** START OF DATASET **
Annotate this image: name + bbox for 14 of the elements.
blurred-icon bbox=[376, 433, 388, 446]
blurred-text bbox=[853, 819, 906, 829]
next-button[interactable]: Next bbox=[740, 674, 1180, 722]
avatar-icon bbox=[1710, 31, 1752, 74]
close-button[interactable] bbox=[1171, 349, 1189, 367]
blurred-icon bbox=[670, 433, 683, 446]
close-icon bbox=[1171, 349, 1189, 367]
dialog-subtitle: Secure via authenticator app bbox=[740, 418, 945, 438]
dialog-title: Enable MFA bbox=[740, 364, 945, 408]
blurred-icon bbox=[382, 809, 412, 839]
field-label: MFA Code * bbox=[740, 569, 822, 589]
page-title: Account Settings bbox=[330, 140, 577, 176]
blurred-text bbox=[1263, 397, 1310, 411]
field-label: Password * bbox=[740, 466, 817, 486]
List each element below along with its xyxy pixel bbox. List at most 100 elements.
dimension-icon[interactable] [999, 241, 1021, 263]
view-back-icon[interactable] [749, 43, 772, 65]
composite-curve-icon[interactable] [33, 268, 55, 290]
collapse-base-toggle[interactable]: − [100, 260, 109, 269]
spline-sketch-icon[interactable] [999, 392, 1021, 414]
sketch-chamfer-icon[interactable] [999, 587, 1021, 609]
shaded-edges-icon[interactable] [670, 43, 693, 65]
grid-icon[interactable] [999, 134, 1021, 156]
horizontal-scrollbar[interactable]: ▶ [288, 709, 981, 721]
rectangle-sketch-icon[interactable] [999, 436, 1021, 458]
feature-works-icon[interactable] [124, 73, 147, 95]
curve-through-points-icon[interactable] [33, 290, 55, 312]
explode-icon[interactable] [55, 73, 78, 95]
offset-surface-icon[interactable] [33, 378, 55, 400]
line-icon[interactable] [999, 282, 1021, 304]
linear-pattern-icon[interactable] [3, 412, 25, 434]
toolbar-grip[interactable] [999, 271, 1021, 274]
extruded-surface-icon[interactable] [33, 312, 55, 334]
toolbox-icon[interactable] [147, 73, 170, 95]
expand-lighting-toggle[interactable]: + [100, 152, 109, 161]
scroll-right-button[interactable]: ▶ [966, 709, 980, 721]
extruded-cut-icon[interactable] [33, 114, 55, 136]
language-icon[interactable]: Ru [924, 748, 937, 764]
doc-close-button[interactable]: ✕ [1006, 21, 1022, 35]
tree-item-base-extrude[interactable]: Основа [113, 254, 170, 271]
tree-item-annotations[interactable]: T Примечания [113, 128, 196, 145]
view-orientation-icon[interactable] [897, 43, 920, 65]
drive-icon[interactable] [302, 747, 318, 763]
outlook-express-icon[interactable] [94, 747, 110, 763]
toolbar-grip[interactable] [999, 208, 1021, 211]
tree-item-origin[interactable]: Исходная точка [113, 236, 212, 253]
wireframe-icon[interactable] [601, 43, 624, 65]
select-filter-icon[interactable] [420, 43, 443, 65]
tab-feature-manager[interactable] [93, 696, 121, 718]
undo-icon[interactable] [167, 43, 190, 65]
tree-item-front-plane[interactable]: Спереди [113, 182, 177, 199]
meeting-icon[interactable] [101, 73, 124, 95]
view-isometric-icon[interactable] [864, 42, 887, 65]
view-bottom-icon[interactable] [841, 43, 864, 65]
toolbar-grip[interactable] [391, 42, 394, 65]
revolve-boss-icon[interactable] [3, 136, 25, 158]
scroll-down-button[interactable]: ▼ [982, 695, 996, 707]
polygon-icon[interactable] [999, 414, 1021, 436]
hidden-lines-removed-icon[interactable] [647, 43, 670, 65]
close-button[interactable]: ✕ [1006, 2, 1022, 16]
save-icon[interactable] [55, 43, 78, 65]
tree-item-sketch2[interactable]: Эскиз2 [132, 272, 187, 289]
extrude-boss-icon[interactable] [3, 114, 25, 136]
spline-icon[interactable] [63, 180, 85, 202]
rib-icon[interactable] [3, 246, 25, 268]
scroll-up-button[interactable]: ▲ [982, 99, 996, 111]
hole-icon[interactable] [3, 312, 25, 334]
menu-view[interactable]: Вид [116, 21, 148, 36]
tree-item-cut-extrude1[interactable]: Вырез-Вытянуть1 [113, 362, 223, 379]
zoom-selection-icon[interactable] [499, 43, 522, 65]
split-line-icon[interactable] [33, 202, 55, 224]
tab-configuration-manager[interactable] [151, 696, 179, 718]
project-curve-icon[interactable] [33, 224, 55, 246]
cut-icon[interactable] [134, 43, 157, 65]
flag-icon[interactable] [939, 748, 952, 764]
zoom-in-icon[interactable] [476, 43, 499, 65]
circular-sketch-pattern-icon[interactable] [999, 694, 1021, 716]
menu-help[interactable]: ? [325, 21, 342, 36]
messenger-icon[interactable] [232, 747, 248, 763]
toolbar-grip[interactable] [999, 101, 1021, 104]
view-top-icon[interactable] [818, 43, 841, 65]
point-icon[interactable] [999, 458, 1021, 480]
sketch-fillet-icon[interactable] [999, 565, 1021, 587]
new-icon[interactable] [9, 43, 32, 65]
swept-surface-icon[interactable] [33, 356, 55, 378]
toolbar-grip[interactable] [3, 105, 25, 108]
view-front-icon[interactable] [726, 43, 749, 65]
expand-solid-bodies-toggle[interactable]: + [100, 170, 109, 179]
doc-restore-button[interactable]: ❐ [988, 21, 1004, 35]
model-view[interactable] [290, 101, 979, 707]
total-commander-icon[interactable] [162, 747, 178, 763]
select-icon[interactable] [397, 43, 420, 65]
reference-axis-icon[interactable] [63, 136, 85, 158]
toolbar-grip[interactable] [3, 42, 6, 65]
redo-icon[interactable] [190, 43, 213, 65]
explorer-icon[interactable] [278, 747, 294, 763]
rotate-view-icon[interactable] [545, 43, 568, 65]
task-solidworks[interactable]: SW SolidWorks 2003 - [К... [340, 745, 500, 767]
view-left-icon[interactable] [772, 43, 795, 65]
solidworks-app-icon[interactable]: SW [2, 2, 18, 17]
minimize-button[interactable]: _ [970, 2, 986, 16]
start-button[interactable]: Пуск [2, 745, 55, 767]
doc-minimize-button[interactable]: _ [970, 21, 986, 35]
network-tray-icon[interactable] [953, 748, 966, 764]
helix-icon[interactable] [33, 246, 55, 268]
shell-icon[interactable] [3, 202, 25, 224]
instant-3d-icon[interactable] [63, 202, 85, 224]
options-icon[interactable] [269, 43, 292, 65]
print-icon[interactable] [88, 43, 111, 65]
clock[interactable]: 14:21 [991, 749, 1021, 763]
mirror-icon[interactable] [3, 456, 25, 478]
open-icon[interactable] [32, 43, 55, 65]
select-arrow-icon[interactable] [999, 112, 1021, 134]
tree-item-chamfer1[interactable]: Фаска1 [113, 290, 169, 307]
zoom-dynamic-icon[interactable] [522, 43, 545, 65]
** END OF DATASET **
DIRECTIVE: Could you repeat everything from the start of the records down to the line containing "tree-item-annotations[interactable]: T Примечания", both ends included, with no changes?

FULL OUTPUT:
Annotate this image: name + bbox for 14 of the elements.
blurred-icon bbox=[376, 433, 388, 446]
blurred-text bbox=[853, 819, 906, 829]
next-button[interactable]: Next bbox=[740, 674, 1180, 722]
avatar-icon bbox=[1710, 31, 1752, 74]
close-button[interactable] bbox=[1171, 349, 1189, 367]
blurred-icon bbox=[670, 433, 683, 446]
close-icon bbox=[1171, 349, 1189, 367]
dialog-subtitle: Secure via authenticator app bbox=[740, 418, 945, 438]
dialog-title: Enable MFA bbox=[740, 364, 945, 408]
blurred-icon bbox=[382, 809, 412, 839]
field-label: MFA Code * bbox=[740, 569, 822, 589]
page-title: Account Settings bbox=[330, 140, 577, 176]
blurred-text bbox=[1263, 397, 1310, 411]
field-label: Password * bbox=[740, 466, 817, 486]
List each element below along with its xyxy pixel bbox. List at most 100 elements.
dimension-icon[interactable] [999, 241, 1021, 263]
view-back-icon[interactable] [749, 43, 772, 65]
composite-curve-icon[interactable] [33, 268, 55, 290]
collapse-base-toggle[interactable]: − [100, 260, 109, 269]
spline-sketch-icon[interactable] [999, 392, 1021, 414]
sketch-chamfer-icon[interactable] [999, 587, 1021, 609]
shaded-edges-icon[interactable] [670, 43, 693, 65]
grid-icon[interactable] [999, 134, 1021, 156]
horizontal-scrollbar[interactable]: ▶ [288, 709, 981, 721]
rectangle-sketch-icon[interactable] [999, 436, 1021, 458]
feature-works-icon[interactable] [124, 73, 147, 95]
curve-through-points-icon[interactable] [33, 290, 55, 312]
explode-icon[interactable] [55, 73, 78, 95]
offset-surface-icon[interactable] [33, 378, 55, 400]
line-icon[interactable] [999, 282, 1021, 304]
linear-pattern-icon[interactable] [3, 412, 25, 434]
toolbar-grip[interactable] [999, 271, 1021, 274]
extruded-surface-icon[interactable] [33, 312, 55, 334]
toolbox-icon[interactable] [147, 73, 170, 95]
expand-lighting-toggle[interactable]: + [100, 152, 109, 161]
scroll-right-button[interactable]: ▶ [966, 709, 980, 721]
extruded-cut-icon[interactable] [33, 114, 55, 136]
language-icon[interactable]: Ru [924, 748, 937, 764]
doc-close-button[interactable]: ✕ [1006, 21, 1022, 35]
tree-item-base-extrude[interactable]: Основа [113, 254, 170, 271]
tree-item-annotations[interactable]: T Примечания [113, 128, 196, 145]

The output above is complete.